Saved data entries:
● ● ● ● ●

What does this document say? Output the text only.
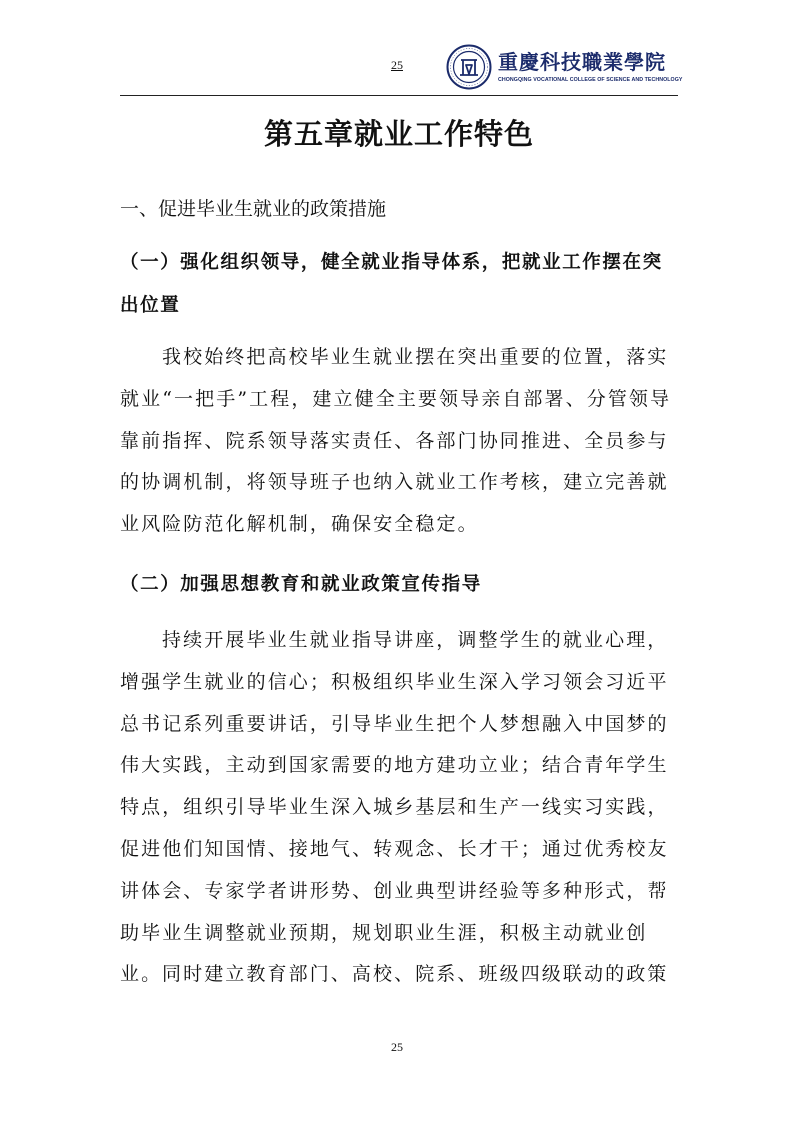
25	重慶科技職業學院
CHONGQING VOCATIONAL COLLEGE OF SCIENCE AND TECHNOLOGY
第五章就业工作特色
一、促进毕业生就业的政策措施
（一）强化组织领导，健全就业指导体系，把就业工作摆在突出位置

我校始终把高校毕业生就业摆在突出重要的位置，落实就业“一把手”工程，建立健全主要领导亲自部署、分管领导靠前指挥、院系领导落实责任、各部门协同推进、全员参与的协调机制，将领导班子也纳入就业工作考核，建立完善就业风险防范化解机制，确保安全稳定。

（二）加强思想教育和就业政策宣传指导

持续开展毕业生就业指导讲座，调整学生的就业心理，增强学生就业的信心；积极组织毕业生深入学习领会习近平总书记系列重要讲话，引导毕业生把个人梦想融入中国梦的伟大实践，主动到国家需要的地方建功立业；结合青年学生特点，组织引导毕业生深入城乡基层和生产一线实习实践，促进他们知国情、接地气、转观念、长才干；通过优秀校友讲体会、专家学者讲形势、创业典型讲经验等多种形式，帮助毕业生调整就业预期，规划职业生涯，积极主动就业创业。 同时建立教育部门、高校、院系、班级四级联动的政策

25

● ● ● ● ●

Exclude the images, then output the data above word for word.

What does this document say? Output the text only.
25	重慶科技職業學院
CHONGQING VOCATIONAL COLLEGE OF SCIENCE AND TECHNOLOGY
第五章就业工作特色
一、促进毕业生就业的政策措施
（一）强化组织领导，健全就业指导体系，把就业工作摆在突出位置

我校始终把高校毕业生就业摆在突出重要的位置，落实就业“一把手”工程，建立健全主要领导亲自部署、分管领导靠前指挥、院系领导落实责任、各部门协同推进、全员参与的协调机制，将领导班子也纳入就业工作考核，建立完善就业风险防范化解机制，确保安全稳定。

（二）加强思想教育和就业政策宣传指导

持续开展毕业生就业指导讲座，调整学生的就业心理，增强学生就业的信心；积极组织毕业生深入学习领会习近平总书记系列重要讲话，引导毕业生把个人梦想融入中国梦的伟大实践，主动到国家需要的地方建功立业；结合青年学生特点，组织引导毕业生深入城乡基层和生产一线实习实践，促进他们知国情、接地气、转观念、长才干；通过优秀校友讲体会、专家学者讲形势、创业典型讲经验等多种形式，帮助毕业生调整就业预期，规划职业生涯，积极主动就业创业。 同时建立教育部门、高校、院系、班级四级联动的政策

25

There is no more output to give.